● **Record extracts**
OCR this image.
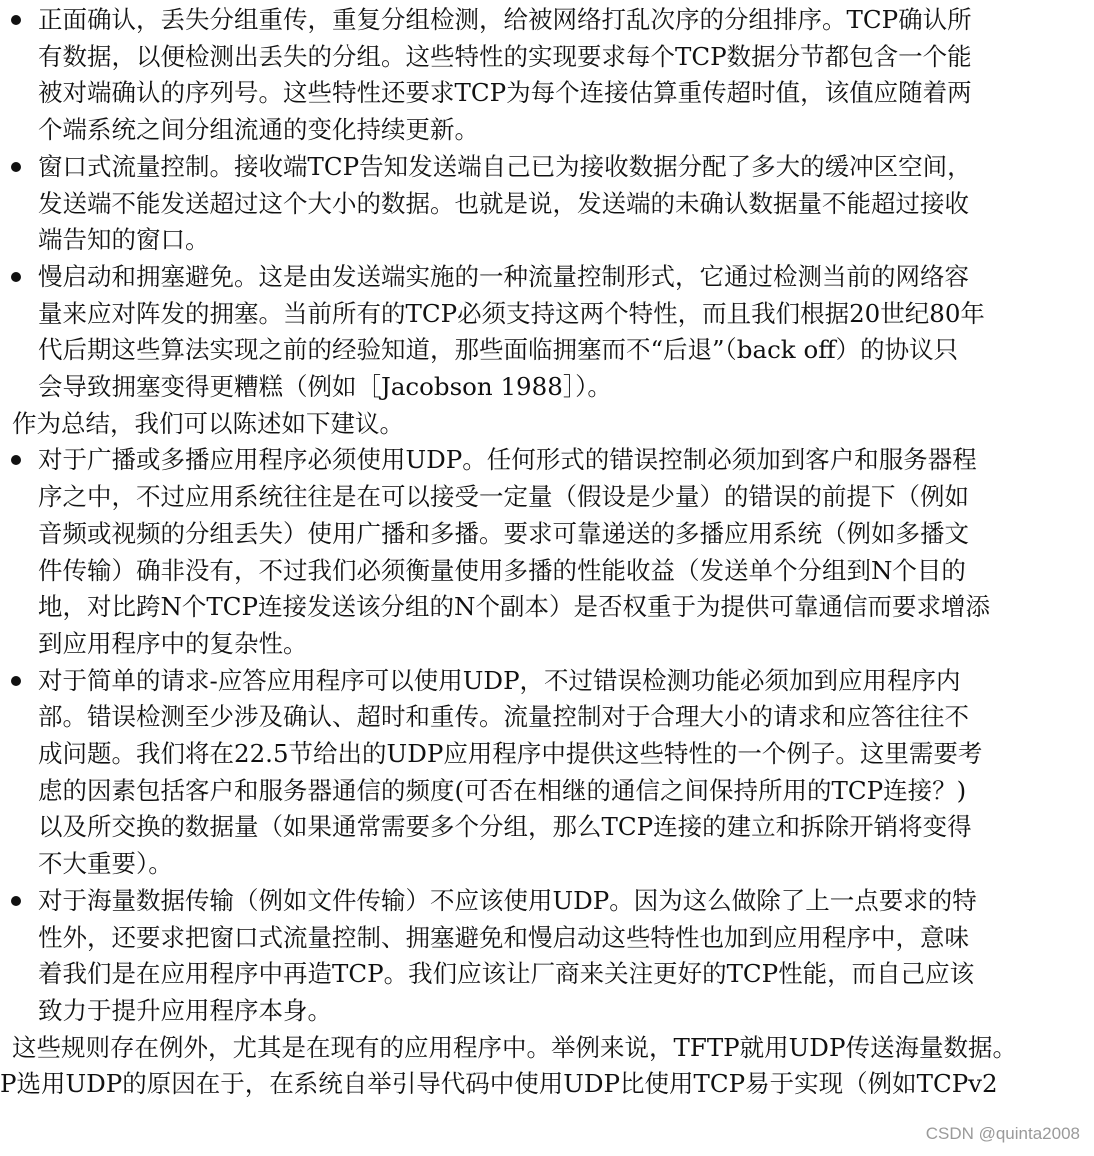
正面确认，丢失分组重传，重复分组检测，给被网络打乱次序的分组排序。TCP确认所
有数据，以便检测出丢失的分组。这些特性的实现要求每个TCP数据分节都包含一个能
被对端确认的序列号。这些特性还要求TCP为每个连接估算重传超时值，该值应随着两
个端系统之间分组流通的变化持续更新。
窗口式流量控制。接收端TCP告知发送端自己已为接收数据分配了多大的缓冲区空间，
发送端不能发送超过这个大小的数据。也就是说，发送端的未确认数据量不能超过接收
端告知的窗口。
慢启动和拥塞避免。这是由发送端实施的一种流量控制形式，它通过检测当前的网络容
量来应对阵发的拥塞。当前所有的TCP必须支持这两个特性，而且我们根据20世纪80年
代后期这些算法实现之前的经验知道，那些面临拥塞而不“后退”（back off）的协议只
会导致拥塞变得更糟糕（例如［Jacobson 1988］）。
作为总结，我们可以陈述如下建议。
对于广播或多播应用程序必须使用UDP。任何形式的错误控制必须加到客户和服务器程
序之中，不过应用系统往往是在可以接受一定量（假设是少量）的错误的前提下（例如
音频或视频的分组丢失）使用广播和多播。要求可靠递送的多播应用系统（例如多播文
件传输）确非没有，不过我们必须衡量使用多播的性能收益（发送单个分组到N个目的
地，对比跨N个TCP连接发送该分组的N个副本）是否权重于为提供可靠通信而要求增添
到应用程序中的复杂性。
对于简单的请求-应答应用程序可以使用UDP，不过错误检测功能必须加到应用程序内
部。错误检测至少涉及确认、超时和重传。流量控制对于合理大小的请求和应答往往不
成问题。我们将在22.5节给出的UDP应用程序中提供这些特性的一个例子。这里需要考
虑的因素包括客户和服务器通信的频度(可否在相继的通信之间保持所用的TCP连接？)
以及所交换的数据量（如果通常需要多个分组，那么TCP连接的建立和拆除开销将变得
不大重要）。
对于海量数据传输（例如文件传输）不应该使用UDP。因为这么做除了上一点要求的特
性外，还要求把窗口式流量控制、拥塞避免和慢启动这些特性也加到应用程序中，意味
着我们是在应用程序中再造TCP。我们应该让厂商来关注更好的TCP性能，而自己应该
致力于提升应用程序本身。
这些规则存在例外，尤其是在现有的应用程序中。举例来说，TFTP就用UDP传送海量数据。
P选用UDP的原因在于，在系统自举引导代码中使用UDP比使用TCP易于实现（例如TCPv2
CSDN @quinta2008
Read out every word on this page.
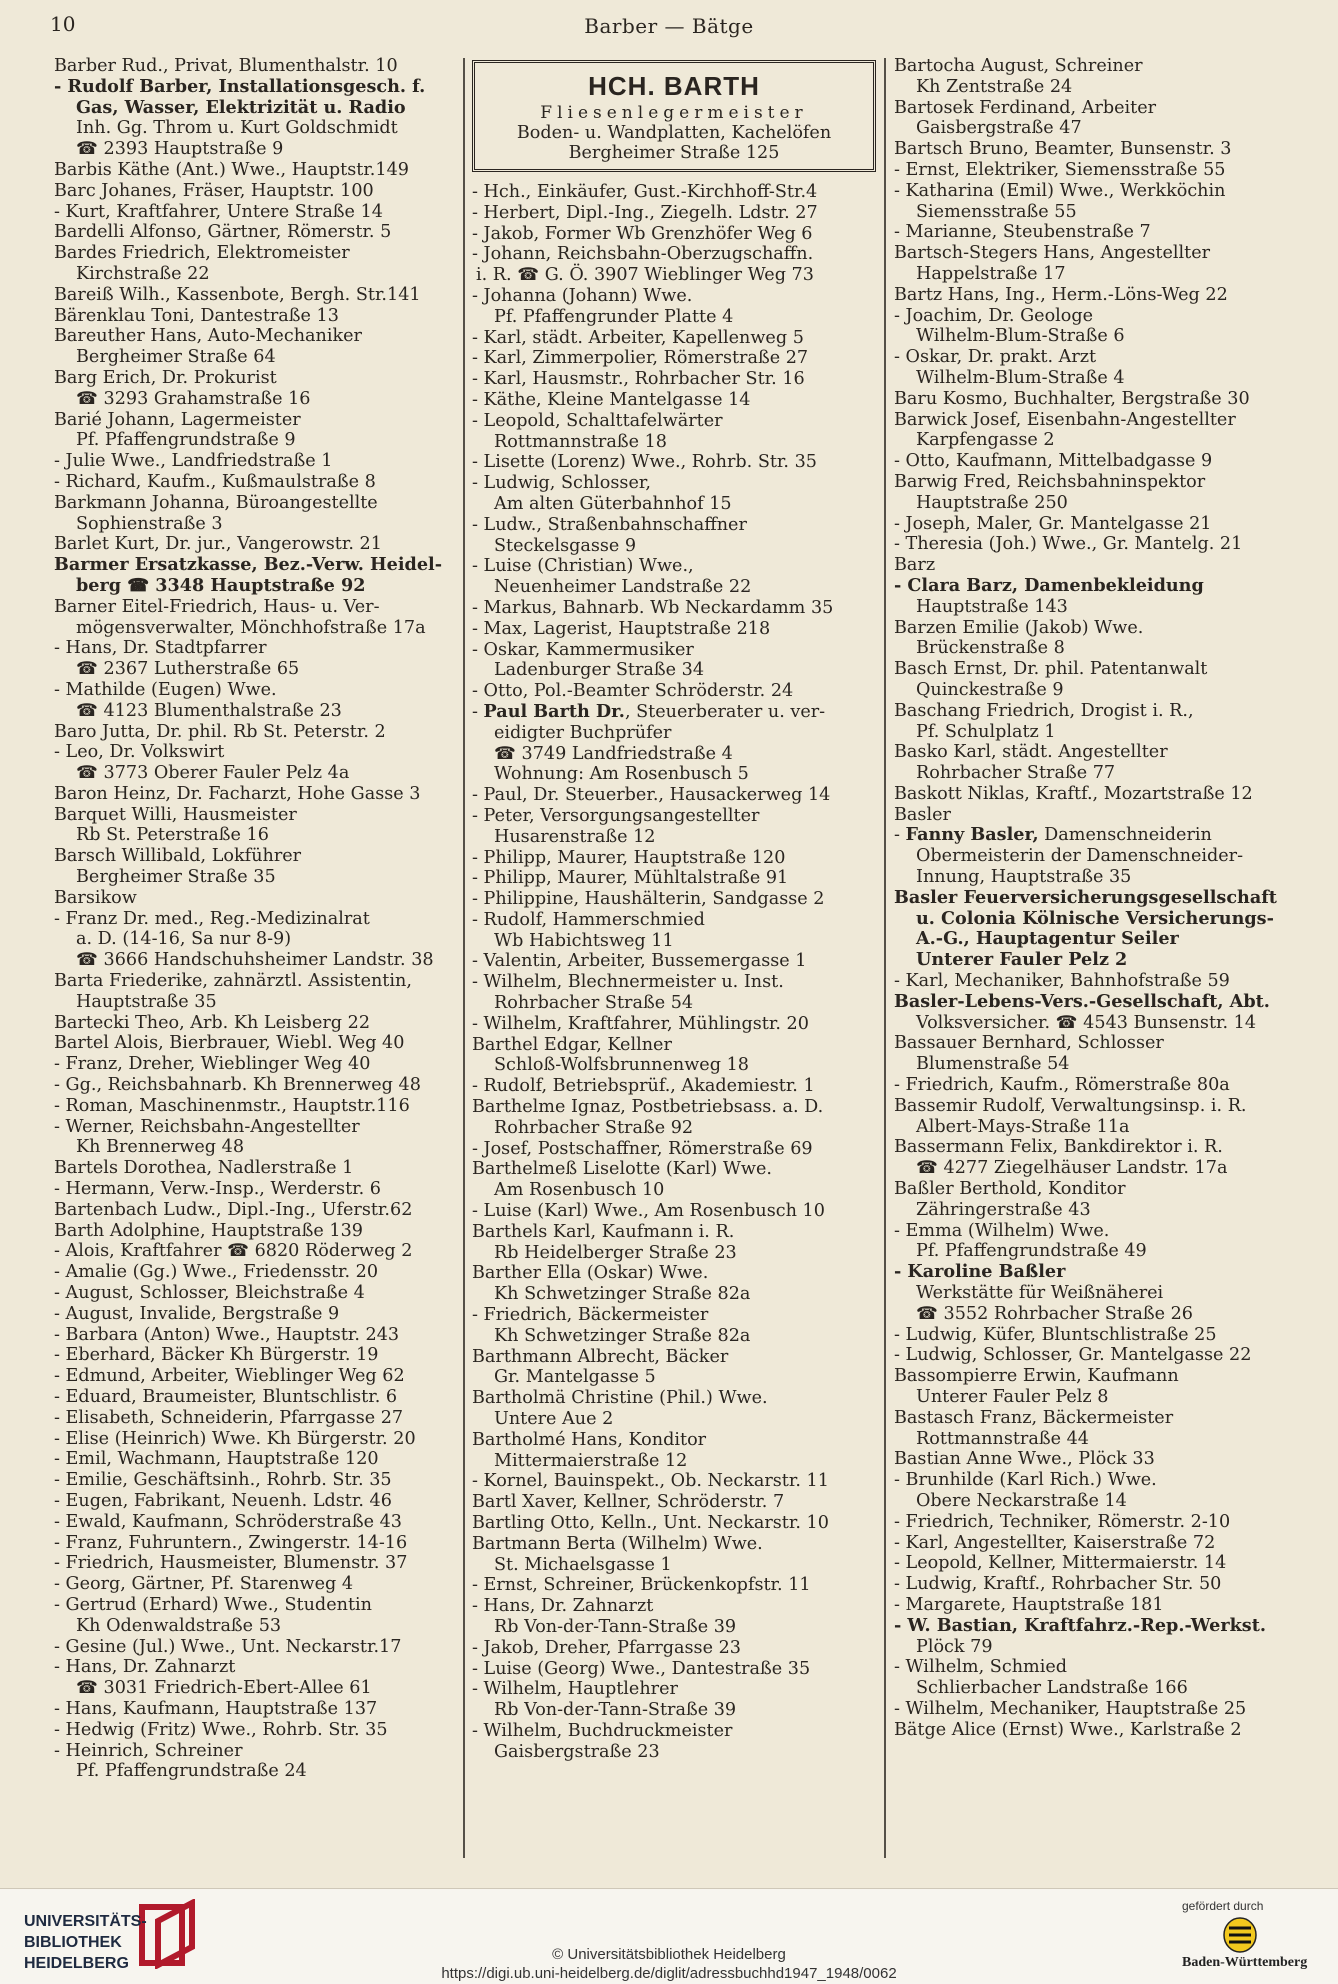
10	Barber — Bätge
Barber Rud., Privat, Blumenthalstr. 10
- Rudolf Barber, Installationsgesch. f.
Gas, Wasser, Elektrizität u. Radio
Inh. Gg. Throm u. Kurt Goldschmidt
☎ 2393 Hauptstraße 9
Barbis Käthe (Ant.) Wwe., Hauptstr.149
Barc Johanes, Fräser, Hauptstr. 100
- Kurt, Kraftfahrer, Untere Straße 14
Bardelli Alfonso, Gärtner, Römerstr. 5
Bardes Friedrich, Elektromeister
Kirchstraße 22
Bareiß Wilh., Kassenbote, Bergh. Str.141
Bärenklau Toni, Dantestraße 13
Bareuther Hans, Auto-Mechaniker
Bergheimer Straße 64
Barg Erich, Dr. Prokurist
☎ 3293 Grahamstraße 16
Barié Johann, Lagermeister
Pf. Pfaffengrundstraße 9
- Julie Wwe., Landfriedstraße 1
- Richard, Kaufm., Kußmaulstraße 8
Barkmann Johanna, Büroangestellte
Sophienstraße 3
Barlet Kurt, Dr. jur., Vangerowstr. 21
Barmer Ersatzkasse, Bez.-Verw. Heidel-
berg ☎ 3348 Hauptstraße 92
Barner Eitel-Friedrich, Haus- u. Ver-
mögensverwalter, Mönchhofstraße 17a
- Hans, Dr. Stadtpfarrer
☎ 2367 Lutherstraße 65
- Mathilde (Eugen) Wwe.
☎ 4123 Blumenthalstraße 23
Baro Jutta, Dr. phil. Rb St. Peterstr. 2
- Leo, Dr. Volkswirt
☎ 3773 Oberer Fauler Pelz 4a
Baron Heinz, Dr. Facharzt, Hohe Gasse 3
Barquet Willi, Hausmeister
Rb St. Peterstraße 16
Barsch Willibald, Lokführer
Bergheimer Straße 35
Barsikow
- Franz Dr. med., Reg.-Medizinalrat
a. D. (14-16, Sa nur 8-9)
☎ 3666 Handschuhsheimer Landstr. 38
Barta Friederike, zahnärztl. Assistentin,
Hauptstraße 35
Bartecki Theo, Arb. Kh Leisberg 22
Bartel Alois, Bierbrauer, Wiebl. Weg 40
- Franz, Dreher, Wieblinger Weg 40
- Gg., Reichsbahnarb. Kh Brennerweg 48
- Roman, Maschinenmstr., Hauptstr.116
- Werner, Reichsbahn-Angestellter
Kh Brennerweg 48
Bartels Dorothea, Nadlerstraße 1
- Hermann, Verw.-Insp., Werderstr. 6
Bartenbach Ludw., Dipl.-Ing., Uferstr.62
Barth Adolphine, Hauptstraße 139
- Alois, Kraftfahrer ☎ 6820 Röderweg 2
- Amalie (Gg.) Wwe., Friedensstr. 20
- August, Schlosser, Bleichstraße 4
- August, Invalide, Bergstraße 9
- Barbara (Anton) Wwe., Hauptstr. 243
- Eberhard, Bäcker Kh Bürgerstr. 19
- Edmund, Arbeiter, Wieblinger Weg 62
- Eduard, Braumeister, Bluntschlistr. 6
- Elisabeth, Schneiderin, Pfarrgasse 27
- Elise (Heinrich) Wwe. Kh Bürgerstr. 20
- Emil, Wachmann, Hauptstraße 120
- Emilie, Geschäftsinh., Rohrb. Str. 35
- Eugen, Fabrikant, Neuenh. Ldstr. 46
- Ewald, Kaufmann, Schröderstraße 43
- Franz, Fuhruntern., Zwingerstr. 14-16
- Friedrich, Hausmeister, Blumenstr. 37
- Georg, Gärtner, Pf. Starenweg 4
- Gertrud (Erhard) Wwe., Studentin
Kh Odenwaldstraße 53
- Gesine (Jul.) Wwe., Unt. Neckarstr.17
- Hans, Dr. Zahnarzt
☎ 3031 Friedrich-Ebert-Allee 61
- Hans, Kaufmann, Hauptstraße 137
- Hedwig (Fritz) Wwe., Rohrb. Str. 35
- Heinrich, Schreiner
Pf. Pfaffengrundstraße 24
HCH. BARTH
Fliesenlegermeister
Boden- u. Wandplatten, Kachelöfen
Bergheimer Straße 125
- Hch., Einkäufer, Gust.-Kirchhoff-Str.4
- Herbert, Dipl.-Ing., Ziegelh. Ldstr. 27
- Jakob, Former Wb Grenzhöfer Weg 6
- Johann, Reichsbahn-Oberzugschaffn.
i. R. ☎ G. Ö. 3907 Wieblinger Weg 73
- Johanna (Johann) Wwe.
Pf. Pfaffengrunder Platte 4
- Karl, städt. Arbeiter, Kapellenweg 5
- Karl, Zimmerpolier, Römerstraße 27
- Karl, Hausmstr., Rohrbacher Str. 16
- Käthe, Kleine Mantelgasse 14
- Leopold, Schalttafelwärter
Rottmannstraße 18
- Lisette (Lorenz) Wwe., Rohrb. Str. 35
- Ludwig, Schlosser,
Am alten Güterbahnhof 15
- Ludw., Straßenbahnschaffner
Steckelsgasse 9
- Luise (Christian) Wwe.,
Neuenheimer Landstraße 22
- Markus, Bahnarb. Wb Neckardamm 35
- Max, Lagerist, Hauptstraße 218
- Oskar, Kammermusiker
Ladenburger Straße 34
- Otto, Pol.-Beamter Schröderstr. 24
- Paul Barth Dr., Steuerberater u. ver-
eidigter Buchprüfer
☎ 3749 Landfriedstraße 4
Wohnung: Am Rosenbusch 5
- Paul, Dr. Steuerber., Hausackerweg 14
- Peter, Versorgungsangestellter
Husarenstraße 12
- Philipp, Maurer, Hauptstraße 120
- Philipp, Maurer, Mühltalstraße 91
- Philippine, Haushälterin, Sandgasse 2
- Rudolf, Hammerschmied
Wb Habichtsweg 11
- Valentin, Arbeiter, Bussemergasse 1
- Wilhelm, Blechnermeister u. Inst.
Rohrbacher Straße 54
- Wilhelm, Kraftfahrer, Mühlingstr. 20
Barthel Edgar, Kellner
Schloß-Wolfsbrunnenweg 18
- Rudolf, Betriebsprüf., Akademiestr. 1
Barthelme Ignaz, Postbetriebsass. a. D.
Rohrbacher Straße 92
- Josef, Postschaffner, Römerstraße 69
Barthelmeß Liselotte (Karl) Wwe.
Am Rosenbusch 10
- Luise (Karl) Wwe., Am Rosenbusch 10
Barthels Karl, Kaufmann i. R.
Rb Heidelberger Straße 23
Barther Ella (Oskar) Wwe.
Kh Schwetzinger Straße 82a
- Friedrich, Bäckermeister
Kh Schwetzinger Straße 82a
Barthmann Albrecht, Bäcker
Gr. Mantelgasse 5
Bartholmä Christine (Phil.) Wwe.
Untere Aue 2
Bartholmé Hans, Konditor
Mittermaierstraße 12
- Kornel, Bauinspekt., Ob. Neckarstr. 11
Bartl Xaver, Kellner, Schröderstr. 7
Bartling Otto, Kelln., Unt. Neckarstr. 10
Bartmann Berta (Wilhelm) Wwe.
St. Michaelsgasse 1
- Ernst, Schreiner, Brückenkopfstr. 11
- Hans, Dr. Zahnarzt
Rb Von-der-Tann-Straße 39
- Jakob, Dreher, Pfarrgasse 23
- Luise (Georg) Wwe., Dantestraße 35
- Wilhelm, Hauptlehrer
Rb Von-der-Tann-Straße 39
- Wilhelm, Buchdruckmeister
Gaisbergstraße 23
Bartocha August, Schreiner
Kh Zentstraße 24
Bartosek Ferdinand, Arbeiter
Gaisbergstraße 47
Bartsch Bruno, Beamter, Bunsenstr. 3
- Ernst, Elektriker, Siemensstraße 55
- Katharina (Emil) Wwe., Werkköchin
Siemensstraße 55
- Marianne, Steubenstraße 7
Bartsch-Stegers Hans, Angestellter
Happelstraße 17
Bartz Hans, Ing., Herm.-Löns-Weg 22
- Joachim, Dr. Geologe
Wilhelm-Blum-Straße 6
- Oskar, Dr. prakt. Arzt
Wilhelm-Blum-Straße 4
Baru Kosmo, Buchhalter, Bergstraße 30
Barwick Josef, Eisenbahn-Angestellter
Karpfengasse 2
- Otto, Kaufmann, Mittelbadgasse 9
Barwig Fred, Reichsbahninspektor
Hauptstraße 250
- Joseph, Maler, Gr. Mantelgasse 21
- Theresia (Joh.) Wwe., Gr. Mantelg. 21
Barz
- Clara Barz, Damenbekleidung
Hauptstraße 143
Barzen Emilie (Jakob) Wwe.
Brückenstraße 8
Basch Ernst, Dr. phil. Patentanwalt
Quinckestraße 9
Baschang Friedrich, Drogist i. R.,
Pf. Schulplatz 1
Basko Karl, städt. Angestellter
Rohrbacher Straße 77
Baskott Niklas, Kraftf., Mozartstraße 12
Basler
- Fanny Basler, Damenschneiderin
Obermeisterin der Damenschneider-
Innung, Hauptstraße 35
Basler Feuerversicherungsgesellschaft
u. Colonia Kölnische Versicherungs-
A.-G., Hauptagentur Seiler
Unterer Fauler Pelz 2
- Karl, Mechaniker, Bahnhofstraße 59
Basler-Lebens-Vers.-Gesellschaft, Abt.
Volksversicher. ☎ 4543 Bunsenstr. 14
Bassauer Bernhard, Schlosser
Blumenstraße 54
- Friedrich, Kaufm., Römerstraße 80a
Bassemir Rudolf, Verwaltungsinsp. i. R.
Albert-Mays-Straße 11a
Bassermann Felix, Bankdirektor i. R.
☎ 4277 Ziegelhäuser Landstr. 17a
Baßler Berthold, Konditor
Zähringerstraße 43
- Emma (Wilhelm) Wwe.
Pf. Pfaffengrundstraße 49
- Karoline Baßler
Werkstätte für Weißnäherei
☎ 3552 Rohrbacher Straße 26
- Ludwig, Küfer, Bluntschlistraße 25
- Ludwig, Schlosser, Gr. Mantelgasse 22
Bassompierre Erwin, Kaufmann
Unterer Fauler Pelz 8
Bastasch Franz, Bäckermeister
Rottmannstraße 44
Bastian Anne Wwe., Plöck 33
- Brunhilde (Karl Rich.) Wwe.
Obere Neckarstraße 14
- Friedrich, Techniker, Römerstr. 2-10
- Karl, Angestellter, Kaiserstraße 72
- Leopold, Kellner, Mittermaierstr. 14
- Ludwig, Kraftf., Rohrbacher Str. 50
- Margarete, Hauptstraße 181
- W. Bastian, Kraftfahrz.-Rep.-Werkst.
Plöck 79
- Wilhelm, Schmied
Schlierbacher Landstraße 166
- Wilhelm, Mechaniker, Hauptstraße 25
Bätge Alice (Ernst) Wwe., Karlstraße 2
UNIVERSITÄTS-
BIBLIOTHEK
HEIDELBERG
© Universitätsbibliothek Heidelberg
https://digi.ub.uni-heidelberg.de/diglit/adressbuchhd1947_1948/0062
gefördert durch
Baden-Württemberg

● **Problem details**
Tally every line of the listing that holds the string "Beamter", then give the number by itself.

● **Exercise answer**
2